### WRITTEN EXERCISE:
Transcribe each of the following rows exactly, character for character.

Start

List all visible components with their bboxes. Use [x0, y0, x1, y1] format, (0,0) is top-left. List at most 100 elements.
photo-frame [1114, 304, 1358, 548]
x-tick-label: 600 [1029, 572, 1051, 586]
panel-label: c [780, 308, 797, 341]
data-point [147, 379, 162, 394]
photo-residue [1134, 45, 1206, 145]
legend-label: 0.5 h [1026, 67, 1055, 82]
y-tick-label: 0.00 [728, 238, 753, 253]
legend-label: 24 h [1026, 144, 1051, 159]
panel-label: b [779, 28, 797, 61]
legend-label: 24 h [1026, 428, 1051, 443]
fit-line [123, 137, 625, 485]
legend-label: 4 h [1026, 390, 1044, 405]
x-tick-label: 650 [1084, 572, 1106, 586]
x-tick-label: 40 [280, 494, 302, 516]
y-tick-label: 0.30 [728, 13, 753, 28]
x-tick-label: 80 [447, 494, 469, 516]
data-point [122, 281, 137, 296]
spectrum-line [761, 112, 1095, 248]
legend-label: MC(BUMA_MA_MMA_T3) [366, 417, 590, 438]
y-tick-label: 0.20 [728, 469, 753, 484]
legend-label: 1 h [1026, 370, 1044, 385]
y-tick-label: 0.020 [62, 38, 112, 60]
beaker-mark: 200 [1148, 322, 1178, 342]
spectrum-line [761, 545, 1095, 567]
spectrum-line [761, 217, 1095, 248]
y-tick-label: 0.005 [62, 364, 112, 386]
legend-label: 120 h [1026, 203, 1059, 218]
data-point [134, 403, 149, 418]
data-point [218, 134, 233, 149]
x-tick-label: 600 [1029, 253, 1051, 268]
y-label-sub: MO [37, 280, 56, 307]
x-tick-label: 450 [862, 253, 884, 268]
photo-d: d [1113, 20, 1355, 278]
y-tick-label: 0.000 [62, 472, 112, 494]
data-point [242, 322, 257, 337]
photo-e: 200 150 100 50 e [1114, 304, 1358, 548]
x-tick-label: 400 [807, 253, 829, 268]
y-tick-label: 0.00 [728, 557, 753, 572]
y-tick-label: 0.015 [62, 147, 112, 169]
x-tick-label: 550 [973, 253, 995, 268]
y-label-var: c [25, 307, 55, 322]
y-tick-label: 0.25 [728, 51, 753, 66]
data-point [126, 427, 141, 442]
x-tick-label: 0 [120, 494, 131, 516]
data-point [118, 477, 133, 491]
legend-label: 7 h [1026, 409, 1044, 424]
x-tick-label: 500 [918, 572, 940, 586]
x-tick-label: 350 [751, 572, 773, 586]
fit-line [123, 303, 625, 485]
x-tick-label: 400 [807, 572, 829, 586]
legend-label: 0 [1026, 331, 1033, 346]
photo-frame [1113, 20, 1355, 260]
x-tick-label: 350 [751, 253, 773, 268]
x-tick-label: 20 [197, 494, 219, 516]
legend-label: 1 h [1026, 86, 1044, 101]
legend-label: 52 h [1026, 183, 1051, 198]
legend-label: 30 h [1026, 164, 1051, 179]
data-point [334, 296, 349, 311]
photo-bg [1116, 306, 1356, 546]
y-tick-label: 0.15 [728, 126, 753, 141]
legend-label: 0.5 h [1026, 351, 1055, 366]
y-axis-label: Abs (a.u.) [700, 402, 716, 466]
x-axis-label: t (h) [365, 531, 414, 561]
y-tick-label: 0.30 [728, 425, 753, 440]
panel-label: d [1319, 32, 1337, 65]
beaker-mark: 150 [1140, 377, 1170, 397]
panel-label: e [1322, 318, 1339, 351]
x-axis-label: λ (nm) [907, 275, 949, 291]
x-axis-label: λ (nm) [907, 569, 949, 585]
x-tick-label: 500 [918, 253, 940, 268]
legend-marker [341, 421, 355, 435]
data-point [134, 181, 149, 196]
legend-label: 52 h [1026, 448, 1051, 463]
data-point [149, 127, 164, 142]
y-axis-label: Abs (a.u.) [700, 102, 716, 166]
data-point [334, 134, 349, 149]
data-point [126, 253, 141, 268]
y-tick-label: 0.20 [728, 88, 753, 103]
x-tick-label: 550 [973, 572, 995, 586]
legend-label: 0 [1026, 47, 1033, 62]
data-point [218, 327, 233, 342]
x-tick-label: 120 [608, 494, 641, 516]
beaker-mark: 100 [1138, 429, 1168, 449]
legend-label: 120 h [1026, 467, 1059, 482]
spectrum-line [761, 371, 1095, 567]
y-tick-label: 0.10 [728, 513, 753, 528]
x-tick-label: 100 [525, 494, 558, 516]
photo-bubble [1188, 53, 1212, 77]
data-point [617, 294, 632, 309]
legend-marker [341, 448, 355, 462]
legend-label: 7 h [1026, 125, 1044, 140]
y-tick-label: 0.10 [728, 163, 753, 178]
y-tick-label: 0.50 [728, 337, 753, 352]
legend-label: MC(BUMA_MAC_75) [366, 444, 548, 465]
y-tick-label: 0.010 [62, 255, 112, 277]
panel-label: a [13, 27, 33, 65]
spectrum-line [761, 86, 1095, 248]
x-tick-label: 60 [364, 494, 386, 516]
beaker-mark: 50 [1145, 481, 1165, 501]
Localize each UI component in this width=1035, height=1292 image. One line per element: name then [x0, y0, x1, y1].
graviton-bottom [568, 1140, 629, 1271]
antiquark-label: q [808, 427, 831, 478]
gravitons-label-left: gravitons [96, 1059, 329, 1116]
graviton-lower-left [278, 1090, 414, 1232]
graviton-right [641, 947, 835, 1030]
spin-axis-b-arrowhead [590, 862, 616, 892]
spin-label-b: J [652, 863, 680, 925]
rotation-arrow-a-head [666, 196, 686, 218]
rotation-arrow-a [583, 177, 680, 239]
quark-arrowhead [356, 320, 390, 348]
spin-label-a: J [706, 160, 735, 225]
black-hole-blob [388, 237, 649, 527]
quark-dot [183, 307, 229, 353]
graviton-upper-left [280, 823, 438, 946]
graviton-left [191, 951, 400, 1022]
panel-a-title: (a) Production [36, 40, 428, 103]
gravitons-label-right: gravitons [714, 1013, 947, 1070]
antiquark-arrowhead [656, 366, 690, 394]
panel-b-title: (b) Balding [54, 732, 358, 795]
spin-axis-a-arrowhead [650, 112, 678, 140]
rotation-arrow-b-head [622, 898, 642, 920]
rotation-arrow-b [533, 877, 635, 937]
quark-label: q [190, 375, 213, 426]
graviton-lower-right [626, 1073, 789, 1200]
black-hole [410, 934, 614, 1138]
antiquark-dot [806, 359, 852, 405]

End

### REPLY:
List all visible components with their bboxes. Use [x0, y0, x1, y1] format, (0,0) is top-left. List at most 100 elements.
photo-frame [1114, 304, 1358, 548]
x-tick-label: 600 [1029, 572, 1051, 586]
panel-label: c [780, 308, 797, 341]
data-point [147, 379, 162, 394]
photo-residue [1134, 45, 1206, 145]
legend-label: 0.5 h [1026, 67, 1055, 82]
y-tick-label: 0.00 [728, 238, 753, 253]
legend-label: 24 h [1026, 144, 1051, 159]
panel-label: b [779, 28, 797, 61]
legend-label: 24 h [1026, 428, 1051, 443]
fit-line [123, 137, 625, 485]
legend-label: 4 h [1026, 390, 1044, 405]
x-tick-label: 650 [1084, 572, 1106, 586]
x-tick-label: 40 [280, 494, 302, 516]
y-tick-label: 0.30 [728, 13, 753, 28]
x-tick-label: 80 [447, 494, 469, 516]
data-point [122, 281, 137, 296]
spectrum-line [761, 112, 1095, 248]
legend-label: MC(BUMA_MA_MMA_T3) [366, 417, 590, 438]
y-tick-label: 0.20 [728, 469, 753, 484]
legend-label: 1 h [1026, 370, 1044, 385]
y-tick-label: 0.020 [62, 38, 112, 60]
beaker-mark: 200 [1148, 322, 1178, 342]
spectrum-line [761, 545, 1095, 567]
spectrum-line [761, 217, 1095, 248]
y-tick-label: 0.005 [62, 364, 112, 386]
legend-label: 120 h [1026, 203, 1059, 218]
data-point [134, 403, 149, 418]
data-point [218, 134, 233, 149]
x-tick-label: 600 [1029, 253, 1051, 268]
y-label-sub: MO [37, 280, 56, 307]
x-tick-label: 450 [862, 253, 884, 268]
photo-d: d [1113, 20, 1355, 278]
y-tick-label: 0.000 [62, 472, 112, 494]
data-point [242, 322, 257, 337]
photo-e: 200 150 100 50 e [1114, 304, 1358, 548]
x-tick-label: 400 [807, 253, 829, 268]
y-tick-label: 0.00 [728, 557, 753, 572]
y-tick-label: 0.015 [62, 147, 112, 169]
x-tick-label: 550 [973, 253, 995, 268]
y-label-var: c [25, 307, 55, 322]
y-tick-label: 0.25 [728, 51, 753, 66]
data-point [126, 427, 141, 442]
x-tick-label: 0 [120, 494, 131, 516]
data-point [118, 477, 133, 491]
legend-label: 7 h [1026, 409, 1044, 424]
x-tick-label: 500 [918, 572, 940, 586]
x-tick-label: 350 [751, 572, 773, 586]
fit-line [123, 303, 625, 485]
x-tick-label: 400 [807, 572, 829, 586]
legend-label: 0 [1026, 331, 1033, 346]
photo-frame [1113, 20, 1355, 260]
x-tick-label: 350 [751, 253, 773, 268]
x-tick-label: 20 [197, 494, 219, 516]
legend-label: 1 h [1026, 86, 1044, 101]
legend-label: 52 h [1026, 183, 1051, 198]
legend-label: 30 h [1026, 164, 1051, 179]
data-point [334, 296, 349, 311]
photo-bg [1116, 306, 1356, 546]
y-tick-label: 0.15 [728, 126, 753, 141]
legend-label: 0.5 h [1026, 351, 1055, 366]
y-axis-label: Abs (a.u.) [700, 402, 716, 466]
x-axis-label: t (h) [365, 531, 414, 561]
y-tick-label: 0.30 [728, 425, 753, 440]
panel-label: d [1319, 32, 1337, 65]
beaker-mark: 150 [1140, 377, 1170, 397]
panel-label: e [1322, 318, 1339, 351]
x-axis-label: λ (nm) [907, 275, 949, 291]
x-axis-label: λ (nm) [907, 569, 949, 585]
x-tick-label: 500 [918, 253, 940, 268]
legend-marker [341, 421, 355, 435]
data-point [134, 181, 149, 196]
legend-label: 52 h [1026, 448, 1051, 463]
data-point [149, 127, 164, 142]
y-axis-label: Abs (a.u.) [700, 102, 716, 166]
data-point [334, 134, 349, 149]
data-point [126, 253, 141, 268]
y-tick-label: 0.20 [728, 88, 753, 103]
x-tick-label: 550 [973, 572, 995, 586]
legend-label: 0 [1026, 47, 1033, 62]
data-point [218, 327, 233, 342]
x-tick-label: 120 [608, 494, 641, 516]
beaker-mark: 100 [1138, 429, 1168, 449]
legend-label: 120 h [1026, 467, 1059, 482]
spectrum-line [761, 371, 1095, 567]
y-tick-label: 0.10 [728, 513, 753, 528]
x-tick-label: 100 [525, 494, 558, 516]
photo-bubble [1188, 53, 1212, 77]
data-point [617, 294, 632, 309]
legend-marker [341, 448, 355, 462]
legend-label: 7 h [1026, 125, 1044, 140]
y-tick-label: 0.10 [728, 163, 753, 178]
y-tick-label: 0.50 [728, 337, 753, 352]
legend-label: MC(BUMA_MAC_75) [366, 444, 548, 465]
y-tick-label: 0.010 [62, 255, 112, 277]
panel-label: a [13, 27, 33, 65]
spectrum-line [761, 86, 1095, 248]
x-tick-label: 60 [364, 494, 386, 516]
beaker-mark: 50 [1145, 481, 1165, 501]
Localize each UI component in this width=1035, height=1292 image. One line per element: name then [x0, y0, x1, y1].
graviton-bottom [568, 1140, 629, 1271]
antiquark-label: q [808, 427, 831, 478]
gravitons-label-left: gravitons [96, 1059, 329, 1116]
graviton-lower-left [278, 1090, 414, 1232]
graviton-right [641, 947, 835, 1030]
spin-axis-b-arrowhead [590, 862, 616, 892]
spin-label-b: J [652, 863, 680, 925]
rotation-arrow-a-head [666, 196, 686, 218]
rotation-arrow-a [583, 177, 680, 239]
quark-arrowhead [356, 320, 390, 348]
spin-label-a: J [706, 160, 735, 225]
black-hole-blob [388, 237, 649, 527]
quark-dot [183, 307, 229, 353]
graviton-upper-left [280, 823, 438, 946]
graviton-left [191, 951, 400, 1022]
panel-a-title: (a) Production [36, 40, 428, 103]
gravitons-label-right: gravitons [714, 1013, 947, 1070]
antiquark-arrowhead [656, 366, 690, 394]
panel-b-title: (b) Balding [54, 732, 358, 795]
spin-axis-a-arrowhead [650, 112, 678, 140]
rotation-arrow-b-head [622, 898, 642, 920]
rotation-arrow-b [533, 877, 635, 937]
quark-label: q [190, 375, 213, 426]
graviton-lower-right [626, 1073, 789, 1200]
black-hole [410, 934, 614, 1138]
antiquark-dot [806, 359, 852, 405]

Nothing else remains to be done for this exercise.